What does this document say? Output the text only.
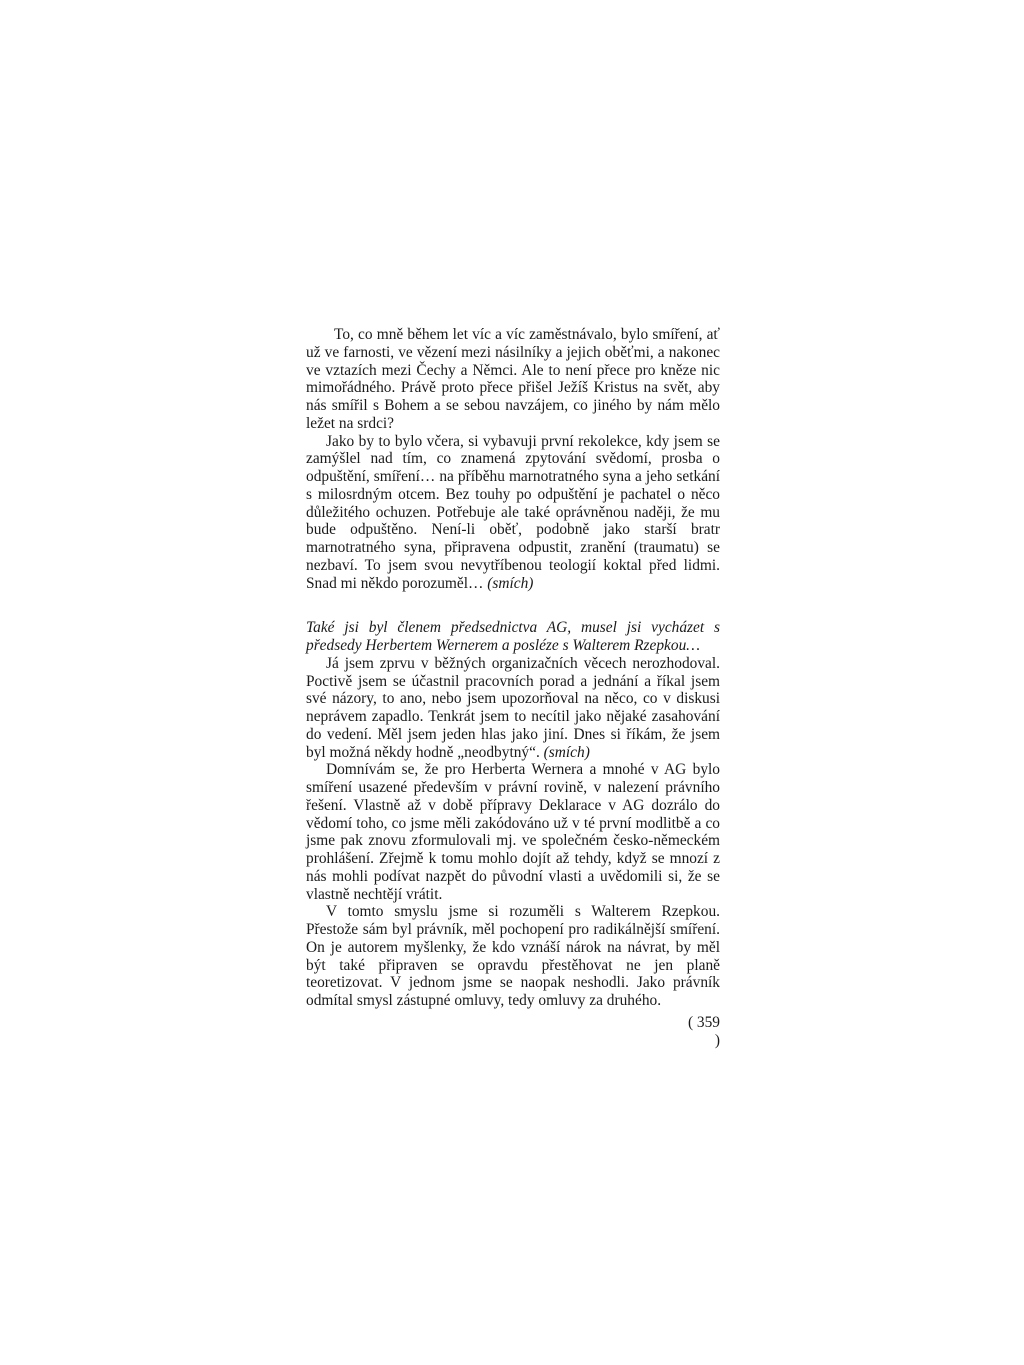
To, co mně během let víc a víc zaměstnávalo, bylo smíření, ať už ve farnosti, ve vězení mezi násilníky a jejich oběťmi, a nakonec ve vztazích mezi Čechy a Němci. Ale to není přece pro kněze nic mimořádného. Právě proto přece přišel Ježíš Kristus na svět, aby nás smířil s Bohem a se sebou navzájem, co jiného by nám mělo ležet na srdci?

Jako by to bylo včera, si vybavuji první rekolekce, kdy jsem se zamýšlel nad tím, co znamená zpytování svědomí, prosba o odpuštění, smíření… na příběhu marnotratného syna a jeho setkání s milosrdným otcem. Bez touhy po odpuštění je pachatel o něco důležitého ochuzen. Potřebuje ale také oprávněnou naději, že mu bude odpuštěno. Není-li oběť, podobně jako starší bratr marnotratného syna, připravena odpustit, zranění (traumatu) se nezbaví. To jsem svou nevytříbenou teologií koktal před lidmi. Snad mi někdo porozuměl… (smích)

Také jsi byl členem předsednictva AG, musel jsi vycházet s předsedy Herbertem Wernerem a posléze s Walterem Rzepkou…

Já jsem zprvu v běžných organizačních věcech nerozhodoval. Poctivě jsem se účastnil pracovních porad a jednání a říkal jsem své názory, to ano, nebo jsem upozorňoval na něco, co v diskusi neprávem zapadlo. Tenkrát jsem to necítil jako nějaké zasahování do vedení. Měl jsem jeden hlas jako jiní. Dnes si říkám, že jsem byl možná někdy hodně „neodbytný“. (smích)

Domnívám se, že pro Herberta Wernera a mnohé v AG bylo smíření usazené především v právní rovině, v nalezení právního řešení. Vlastně až v době přípravy Deklarace v AG dozrálo do vědomí toho, co jsme měli zakódováno už v té první modlitbě a co jsme pak znovu zformulovali mj. ve společném česko-německém prohlášení. Zřejmě k tomu mohlo dojít až tehdy, když se mnozí z nás mohli podívat nazpět do původní vlasti a uvědomili si, že se vlastně nechtějí vrátit.

V tomto smyslu jsme si rozuměli s Walterem Rzepkou. Přestože sám byl právník, měl pochopení pro radikálnější smíření. On je autorem myšlenky, že kdo vznáší nárok na návrat, by měl být také připraven se opravdu přestěhovat ne jen planě teoretizovat. V jednom jsme se naopak neshodli. Jako právník odmítal smysl zástupné omluvy, tedy omluvy za druhého.

( 359 )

..............................

Given exercise — Skipping the pictures, transcribe each line above exactly as it appears.

Response to this task —
What does this document say? Output the text only.
To, co mně během let víc a víc zaměstnávalo, bylo smíření, ať už ve farnosti, ve vězení mezi násilníky a jejich oběťmi, a nakonec ve vztazích mezi Čechy a Němci. Ale to není přece pro kněze nic mimořádného. Právě proto přece přišel Ježíš Kristus na svět, aby nás smířil s Bohem a se sebou navzájem, co jiného by nám mělo ležet na srdci?

Jako by to bylo včera, si vybavuji první rekolekce, kdy jsem se zamýšlel nad tím, co znamená zpytování svědomí, prosba o odpuštění, smíření… na příběhu marnotratného syna a jeho setkání s milosrdným otcem. Bez touhy po odpuštění je pachatel o něco důležitého ochuzen. Potřebuje ale také oprávněnou naději, že mu bude odpuštěno. Není-li oběť, podobně jako starší bratr marnotratného syna, připravena odpustit, zranění (traumatu) se nezbaví. To jsem svou nevytříbenou teologií koktal před lidmi. Snad mi někdo porozuměl… (smích)

Také jsi byl členem předsednictva AG, musel jsi vycházet s předsedy Herbertem Wernerem a posléze s Walterem Rzepkou…

Já jsem zprvu v běžných organizačních věcech nerozhodoval. Poctivě jsem se účastnil pracovních porad a jednání a říkal jsem své názory, to ano, nebo jsem upozorňoval na něco, co v diskusi neprávem zapadlo. Tenkrát jsem to necítil jako nějaké zasahování do vedení. Měl jsem jeden hlas jako jiní. Dnes si říkám, že jsem byl možná někdy hodně „neodbytný“. (smích)

Domnívám se, že pro Herberta Wernera a mnohé v AG bylo smíření usazené především v právní rovině, v nalezení právního řešení. Vlastně až v době přípravy Deklarace v AG dozrálo do vědomí toho, co jsme měli zakódováno už v té první modlitbě a co jsme pak znovu zformulovali mj. ve společném česko-německém prohlášení. Zřejmě k tomu mohlo dojít až tehdy, když se mnozí z nás mohli podívat nazpět do původní vlasti a uvědomili si, že se vlastně nechtějí vrátit.

V tomto smyslu jsme si rozuměli s Walterem Rzepkou. Přestože sám byl právník, měl pochopení pro radikálnější smíření. On je autorem myšlenky, že kdo vznáší nárok na návrat, by měl být také připraven se opravdu přestěhovat ne jen planě teoretizovat. V jednom jsme se naopak neshodli. Jako právník odmítal smysl zástupné omluvy, tedy omluvy za druhého.

( 359 )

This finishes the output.